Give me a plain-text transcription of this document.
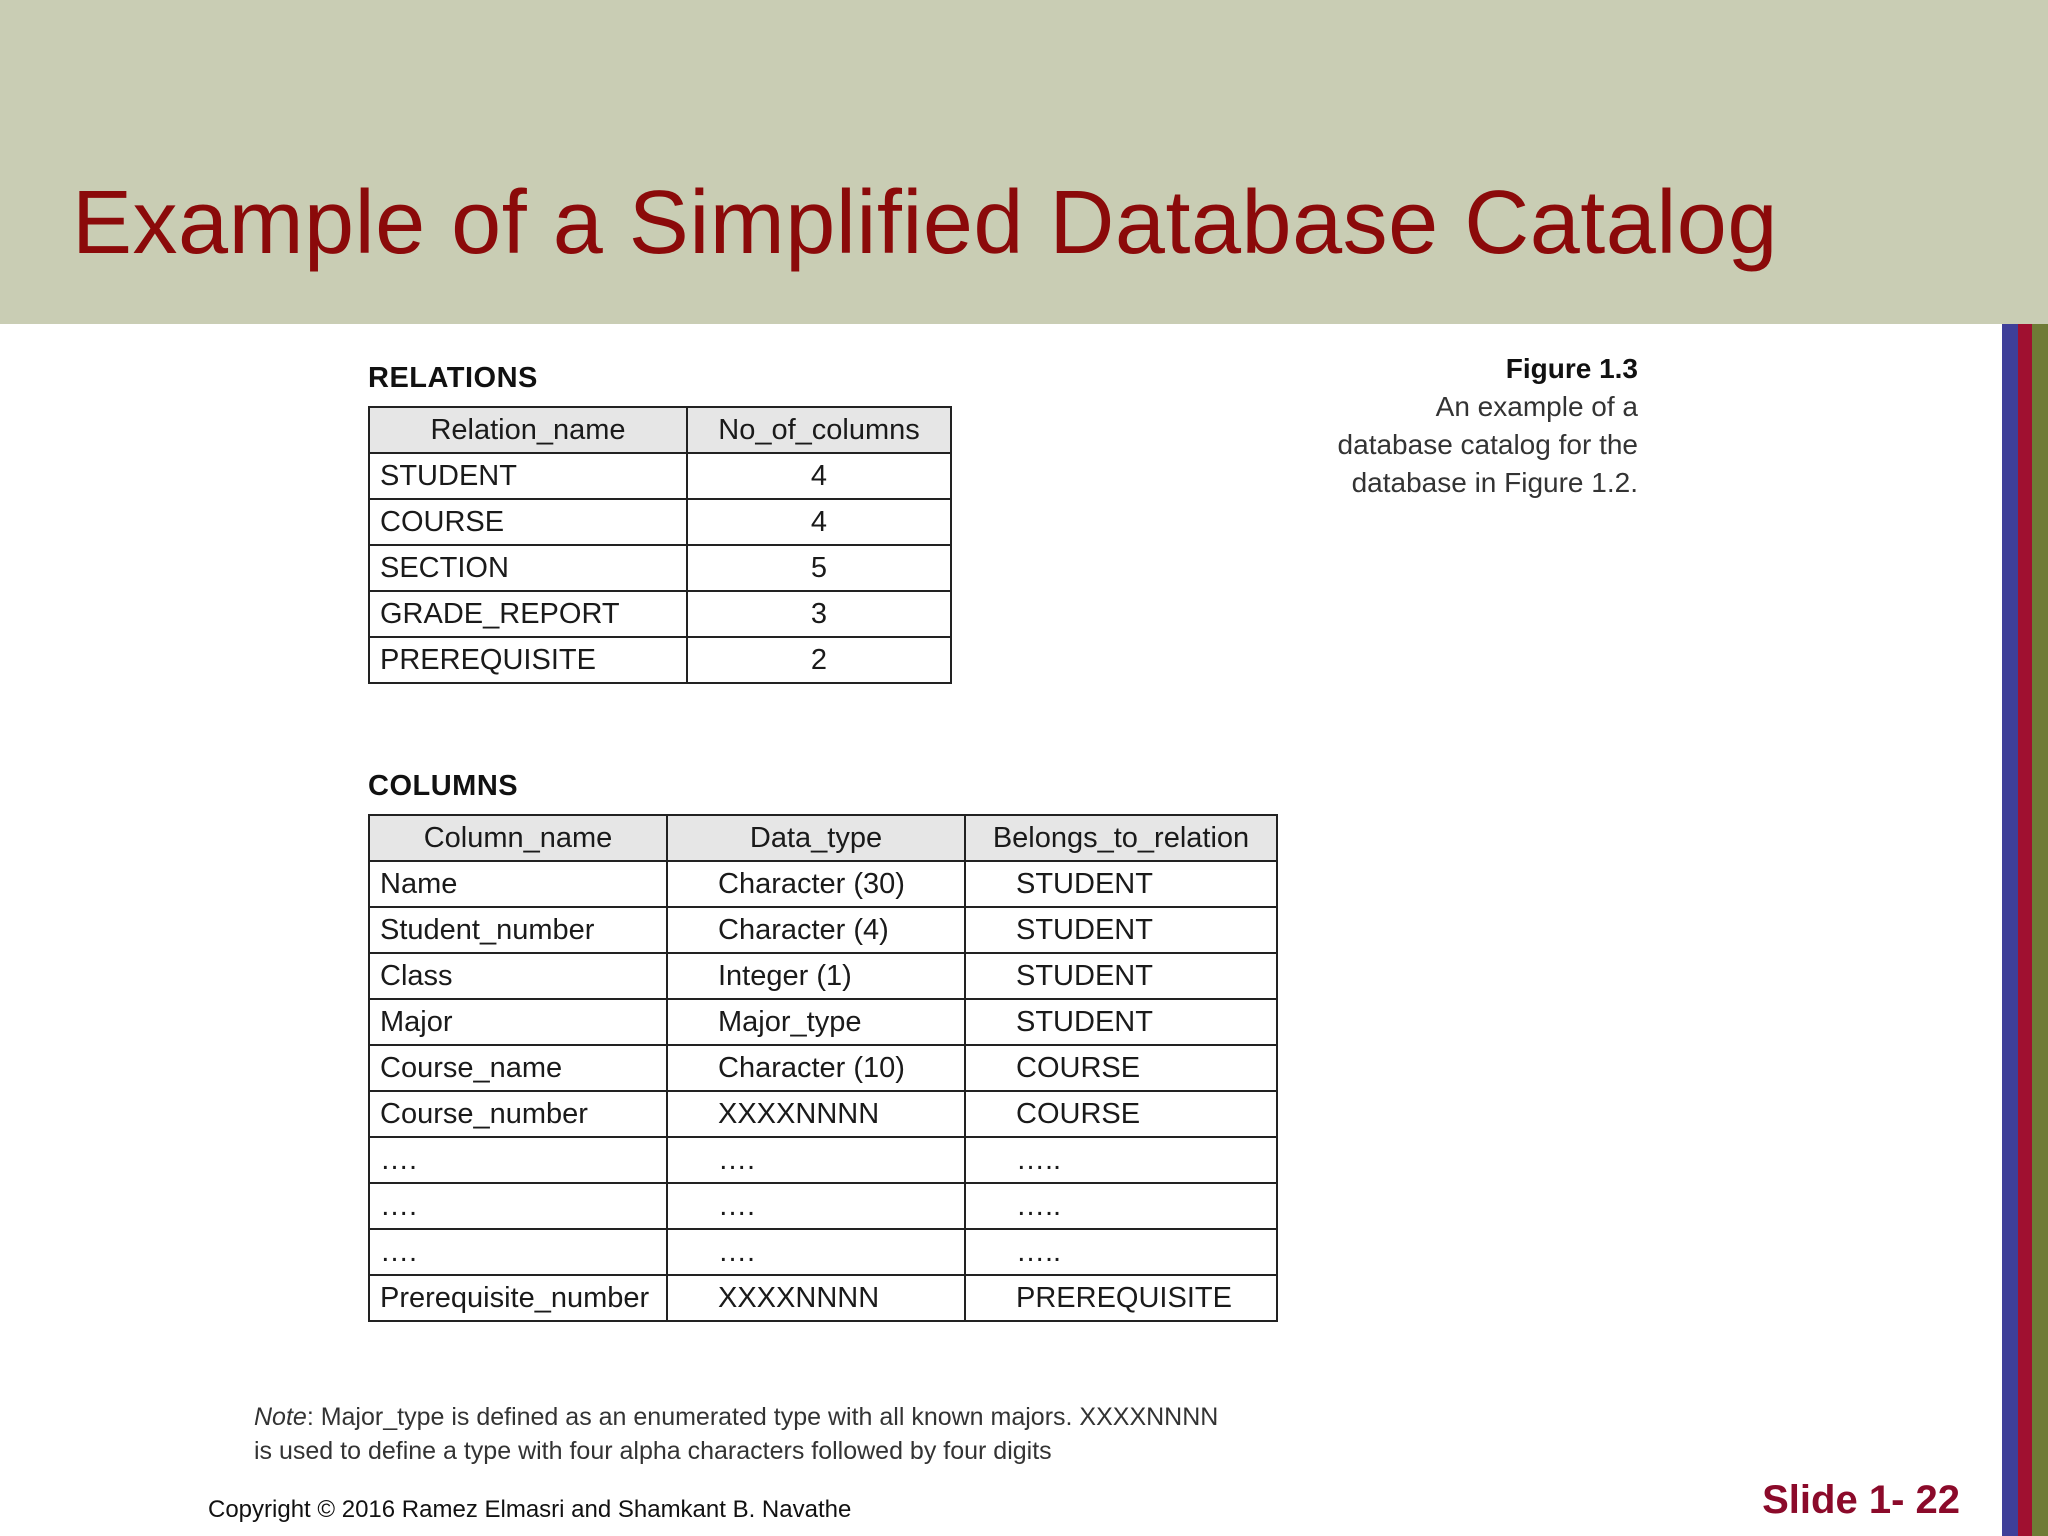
Example of a Simplified Database Catalog
RELATIONS
Relation_name	No_of_columns
STUDENT	4
COURSE	4
SECTION	5
GRADE_REPORT	3
PREREQUISITE	2
Figure 1.3
An example of a
database catalog for the
database in Figure 1.2.
COLUMNS
Column_name	Data_type	Belongs_to_relation
Name	Character (30)	STUDENT
Student_number	Character (4)	STUDENT
Class	Integer (1)	STUDENT
Major	Major_type	STUDENT
Course_name	Character (10)	COURSE
Course_number	XXXXNNNN	COURSE
….	….	…..
….	….	…..
….	….	…..
Prerequisite_number	XXXXNNNN	PREREQUISITE
Note: Major_type is defined as an enumerated type with all known majors. XXXXNNNN
is used to define a type with four alpha characters followed by four digits
Copyright © 2016 Ramez Elmasri and Shamkant B. Navathe	Slide 1- 22
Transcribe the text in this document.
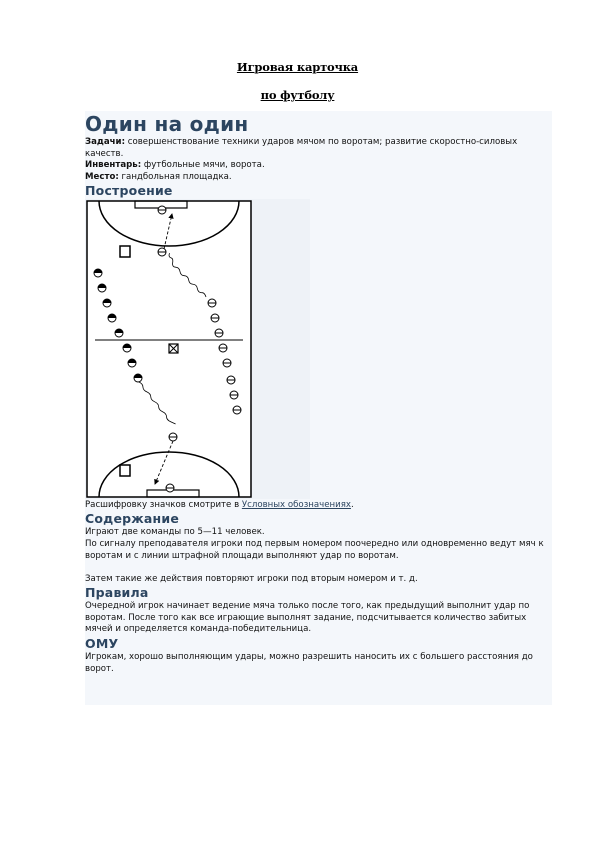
Игровая карточка
по футболу
Один на один
Задачи: совершенствование техники ударов мячом по воротам; развитие скоростно-силовых качеств.
Инвентарь: футбольные мячи, ворота.
Место: гандбольная площадка.
Построение
Расшифровку значков смотрите в Условных обозначениях.
Содержание
Играют две команды по 5—11 человек.
По сигналу преподавателя игроки под первым номером поочередно или одновременно ведут мяч к воротам и с линии штрафной площади выполняют удар по воротам.
Затем такие же действия повторяют игроки под вторым номером и т. д.
Правила
Очередной игрок начинает ведение мяча только после того, как предыдущий выполнит удар по воротам. После того как все играющие выполнят задание, подсчитывается количество забитых мячей и определяется команда-победительница.
ОМУ
Игрокам, хорошо выполняющим удары, можно разрешить наносить их с большего расстояния до ворот.
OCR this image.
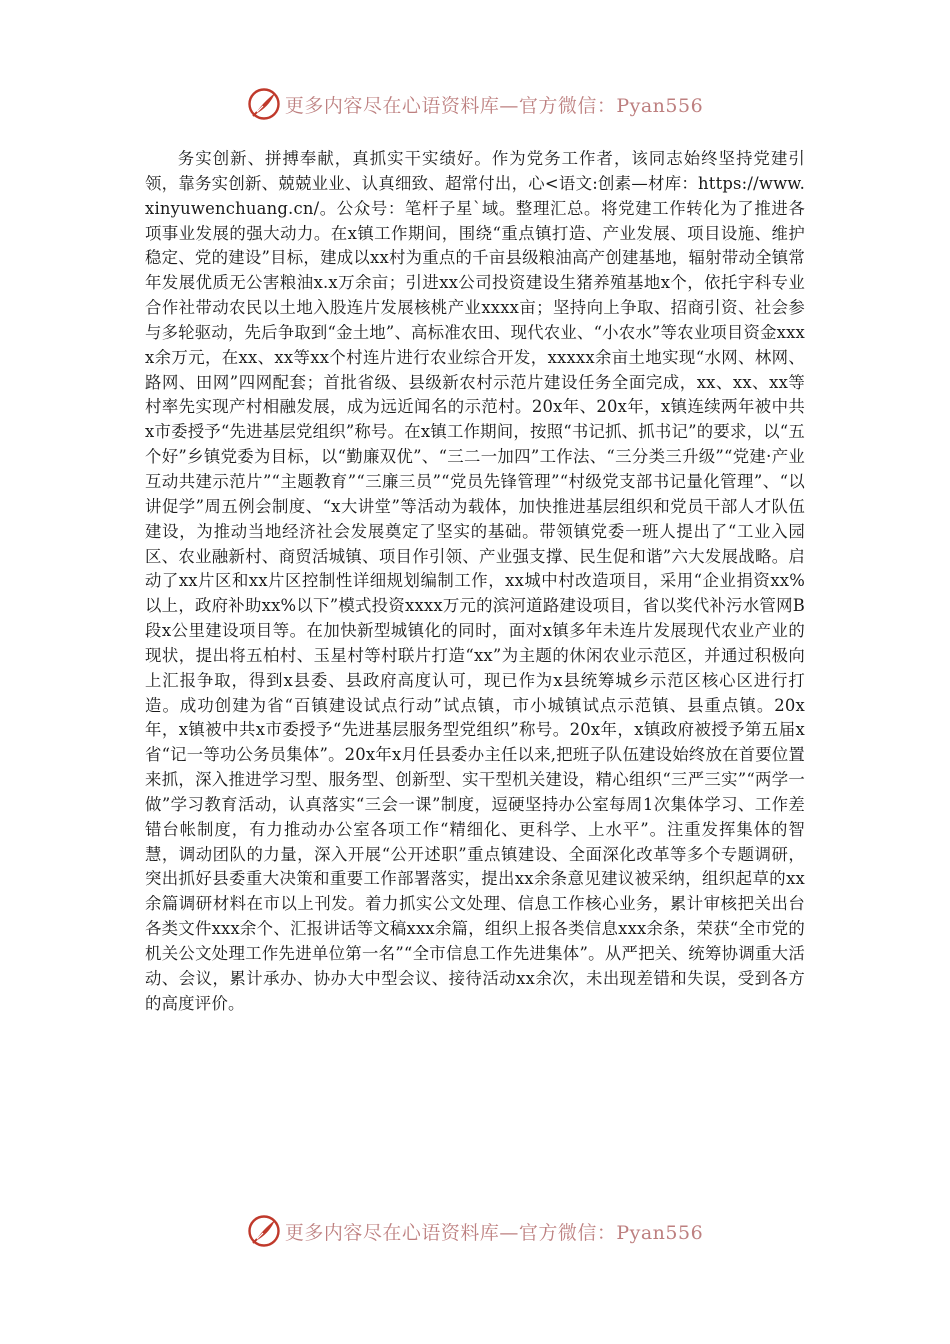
更多内容尽在心语资料库—官方微信：Pyan556

务实创新、拼搏奉献，真抓实干实绩好。作为党务工作者，该同志始终坚持党建引领，靠务实创新、兢兢业业、认真细致、超常付出，心<语文:创素—材库：https://www.xinyuwenchuang.cn/。公众号：笔杆子星`域。整理汇总。将党建工作转化为了推进各项事业发展的强大动力。在x镇工作期间，围绕“重点镇打造、产业发展、项目设施、维护稳定、党的建设”目标，建成以xx村为重点的千亩县级粮油高产创建基地，辐射带动全镇常年发展优质无公害粮油x.x万余亩；引进xx公司投资建设生猪养殖基地x个，依托宇科专业合作社带动农民以土地入股连片发展核桃产业xxxx亩；坚持向上争取、招商引资、社会参与多轮驱动，先后争取到“金土地”、高标准农田、现代农业、“小农水”等农业项目资金xxxx余万元，在xx、xx等xx个村连片进行农业综合开发，xxxxx余亩土地实现“水网、林网、路网、田网”四网配套；首批省级、县级新农村示范片建设任务全面完成，xx、xx、xx等村率先实现产村相融发展，成为远近闻名的示范村。20x年、20x年，x镇连续两年被中共x市委授予“先进基层党组织”称号。在x镇工作期间，按照“书记抓、抓书记”的要求，以“五个好”乡镇党委为目标，以“勤廉双优”、“三二一加四”工作法、“三分类三升级”“党建·产业互动共建示范片”“主题教育”“三廉三员”“党员先锋管理”“村级党支部书记量化管理”、“以讲促学”周五例会制度、“x大讲堂”等活动为载体，加快推进基层组织和党员干部人才队伍建设，为推动当地经济社会发展奠定了坚实的基础。带领镇党委一班人提出了“工业入园区、农业融新村、商贸活城镇、项目作引领、产业强支撑、民生促和谐”六大发展战略。启动了xx片区和xx片区控制性详细规划编制工作，xx城中村改造项目，采用“企业捐资xx%以上，政府补助xx%以下”模式投资xxxx万元的滨河道路建设项目，省以奖代补污水管网B段x公里建设项目等。在加快新型城镇化的同时，面对x镇多年未连片发展现代农业产业的现状，提出将五柏村、玉星村等村联片打造“xx”为主题的休闲农业示范区，并通过积极向上汇报争取，得到x县委、县政府高度认可，现已作为x县统筹城乡示范区核心区进行打造。成功创建为省“百镇建设试点行动”试点镇，市小城镇试点示范镇、县重点镇。20x年，x镇被中共x市委授予“先进基层服务型党组织”称号。20x年，x镇政府被授予第五届x省“记一等功公务员集体”。20x年x月任县委办主任以来,把班子队伍建设始终放在首要位置来抓，深入推进学习型、服务型、创新型、实干型机关建设，精心组织“三严三实”“两学一做”学习教育活动，认真落实“三会一课”制度，逗硬坚持办公室每周1次集体学习、工作差错台帐制度，有力推动办公室各项工作“精细化、更科学、上水平”。注重发挥集体的智慧，调动团队的力量，深入开展“公开述职”重点镇建设、全面深化改革等多个专题调研，突出抓好县委重大决策和重要工作部署落实，提出xx余条意见建议被采纳，组织起草的xx余篇调研材料在市以上刊发。着力抓实公文处理、信息工作核心业务，累计审核把关出台各类文件xxx余个、汇报讲话等文稿xxx余篇，组织上报各类信息xxx余条，荣获“全市党的机关公文处理工作先进单位第一名”“全市信息工作先进集体”。从严把关、统筹协调重大活动、会议，累计承办、协办大中型会议、接待活动xx余次，未出现差错和失误，受到各方的高度评价。

更多内容尽在心语资料库—官方微信：Pyan556
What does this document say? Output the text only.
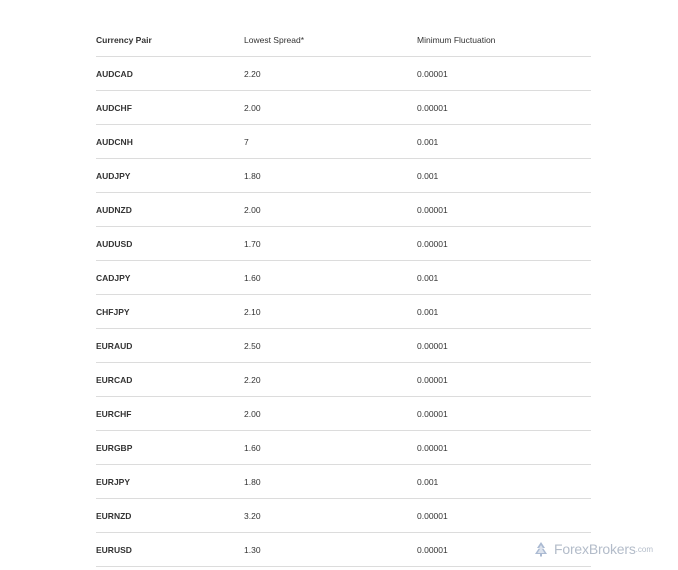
Currency Pair	Lowest Spread*	Minimum Fluctuation
AUDCAD	2.20	0.00001
AUDCHF	2.00	0.00001
AUDCNH	7	0.001
AUDJPY	1.80	0.001
AUDNZD	2.00	0.00001
AUDUSD	1.70	0.00001
CADJPY	1.60	0.001
CHFJPY	2.10	0.001
EURAUD	2.50	0.00001
EURCAD	2.20	0.00001
EURCHF	2.00	0.00001
EURGBP	1.60	0.00001
EURJPY	1.80	0.001
EURNZD	3.20	0.00001
EURUSD	1.30	0.00001	ForexBrokers .com
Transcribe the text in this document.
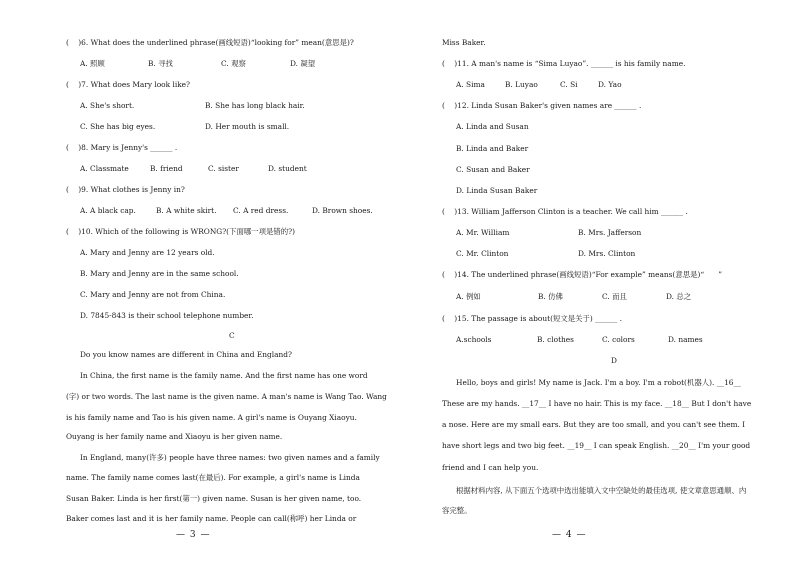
(    )6. What does the underlined phrase(画线短语)“looking for” mean(意思是)?
A. 照顾	B. 寻找	C. 观察	D. 凝望
(    )7. What does Mary look like?
A. She's short.	B. She has long black hair.
C. She has big eyes.	D. Her mouth is small.
(    )8. Mary is Jenny's ______ .
A. Classmate	B. friend	C. sister	D. student
(    )9. What clothes is Jenny in?
A. A black cap.	B. A white skirt. C. A red dress.	D. Brown shoes.
(    )10. Which of the following is WRONG?(下面哪一项是错的?)
A. Mary and Jenny are 12 years old.
B. Mary and Jenny are in the same school.
C. Mary and Jenny are not from China.
D. 7845-843 is their school telephone number.
C
Do you know names are different in China and England?
In China, the first name is the family name. And the first name has one word
(字) or two words. The last name is the given name. A man's name is Wang Tao. Wang
is his family name and Tao is his given name. A girl's name is Ouyang Xiaoyu.
Ouyang is her family name and Xiaoyu is her given name.
In England, many(许多) people have three names: two given names and a family
name. The family name comes last(在最后). For example, a girl's name is Linda
Susan Baker. Linda is her first(第一) given name. Susan is her given name, too.
Baker comes last and it is her family name. People can call(称呼) her Linda or
— 3 —
Miss Baker.
(    )11. A man's name is “Sima Luyao”. ______ is his family name.
A. Sima	B. Luyao	C. Si	D. Yao
(    )12. Linda Susan Baker's given names are ______ .
A. Linda and Susan
B. Linda and Baker
C. Susan and Baker
D. Linda Susan Baker
(    )13. William Jafferson Clinton is a teacher. We call him ______ .
A. Mr. William	B. Mrs. Jafferson
C. Mr. Clinton	D. Mrs. Clinton
(    )14. The underlined phrase(画线短语)“For example” means(意思是)“      ”
A. 例如	B. 仿佛	C. 而且	D. 总之
(    )15. The passage is about(短文是关于) ______ .
A.schools	B. clothes	C. colors	D. names
D
Hello, boys and girls! My name is Jack. I'm a boy. I'm a robot(机器人). __16__
These are my hands. __17__ I have no hair. This is my face. __18__ But I don't have
a nose. Here are my small ears. But they are too small, and you can't see them. I
have short legs and two big feet. __19__ I can speak English. __20__ I'm your good
friend and I can help you.
根据材料内容, 从下面五个选项中选出能填入文中空缺处的最佳选项, 使文章意思通顺、内
容完整。
— 4 —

* **What to do**:
Work out the number of lines above that include the string "PREREQUISITE" and write only that number.

* **Correct output**:
2